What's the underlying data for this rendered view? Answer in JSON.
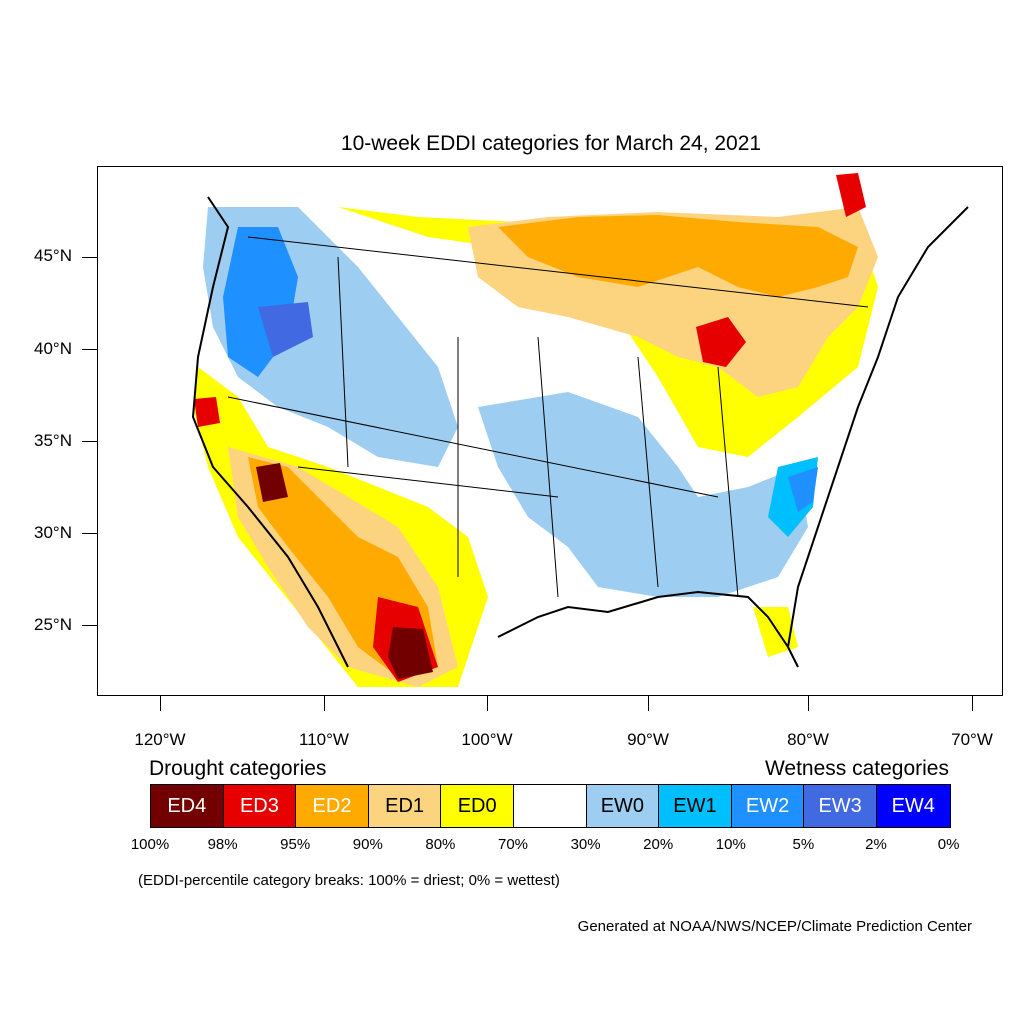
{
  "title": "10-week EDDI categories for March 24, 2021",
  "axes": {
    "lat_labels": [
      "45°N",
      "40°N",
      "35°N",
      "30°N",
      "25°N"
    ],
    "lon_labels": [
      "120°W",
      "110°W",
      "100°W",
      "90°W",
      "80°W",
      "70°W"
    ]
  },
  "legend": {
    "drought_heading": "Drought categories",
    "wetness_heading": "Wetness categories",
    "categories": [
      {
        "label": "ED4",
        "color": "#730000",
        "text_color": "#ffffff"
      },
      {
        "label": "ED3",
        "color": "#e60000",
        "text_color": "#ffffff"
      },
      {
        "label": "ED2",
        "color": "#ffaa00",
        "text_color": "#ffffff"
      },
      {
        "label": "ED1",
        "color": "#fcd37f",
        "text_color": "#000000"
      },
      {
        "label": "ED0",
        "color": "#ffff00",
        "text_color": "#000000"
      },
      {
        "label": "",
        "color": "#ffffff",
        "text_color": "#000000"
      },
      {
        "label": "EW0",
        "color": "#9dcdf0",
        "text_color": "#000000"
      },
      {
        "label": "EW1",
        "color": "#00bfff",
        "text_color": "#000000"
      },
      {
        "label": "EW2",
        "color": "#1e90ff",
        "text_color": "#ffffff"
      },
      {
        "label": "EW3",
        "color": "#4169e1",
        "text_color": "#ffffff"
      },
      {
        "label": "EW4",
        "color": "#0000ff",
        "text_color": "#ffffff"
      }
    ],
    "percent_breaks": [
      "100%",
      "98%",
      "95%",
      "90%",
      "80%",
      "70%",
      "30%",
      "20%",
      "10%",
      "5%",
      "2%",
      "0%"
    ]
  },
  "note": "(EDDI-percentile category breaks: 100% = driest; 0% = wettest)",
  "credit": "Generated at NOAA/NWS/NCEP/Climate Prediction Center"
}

----------------

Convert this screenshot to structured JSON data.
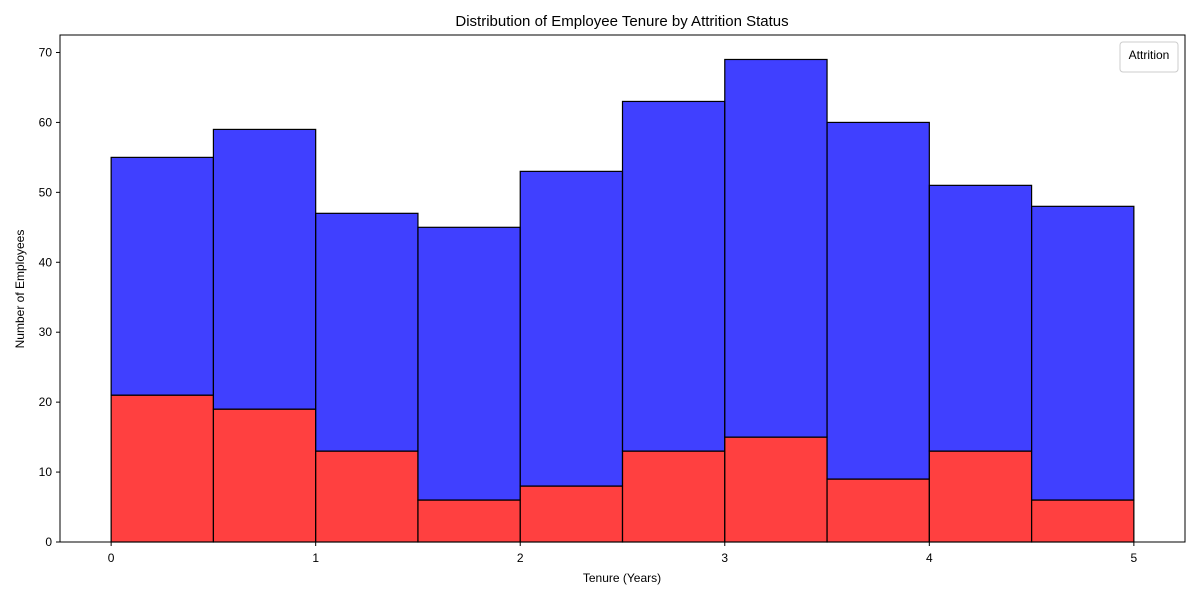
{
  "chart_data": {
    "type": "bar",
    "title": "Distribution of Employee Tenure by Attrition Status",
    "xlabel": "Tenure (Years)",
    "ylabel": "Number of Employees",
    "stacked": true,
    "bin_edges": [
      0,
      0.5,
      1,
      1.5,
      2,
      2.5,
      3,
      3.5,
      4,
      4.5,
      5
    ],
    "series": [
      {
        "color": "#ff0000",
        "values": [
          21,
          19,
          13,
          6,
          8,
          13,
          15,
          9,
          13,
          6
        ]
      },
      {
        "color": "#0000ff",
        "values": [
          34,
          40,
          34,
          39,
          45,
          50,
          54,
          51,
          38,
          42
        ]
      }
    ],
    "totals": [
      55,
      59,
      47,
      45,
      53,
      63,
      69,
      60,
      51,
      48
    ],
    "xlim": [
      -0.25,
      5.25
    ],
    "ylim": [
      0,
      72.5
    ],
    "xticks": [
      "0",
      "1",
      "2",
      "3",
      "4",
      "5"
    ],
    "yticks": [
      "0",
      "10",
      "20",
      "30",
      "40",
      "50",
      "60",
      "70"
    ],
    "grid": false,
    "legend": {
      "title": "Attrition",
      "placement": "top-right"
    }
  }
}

----------------

Say how many lines in the listing above include "Attrition". Give nothing but the number.

2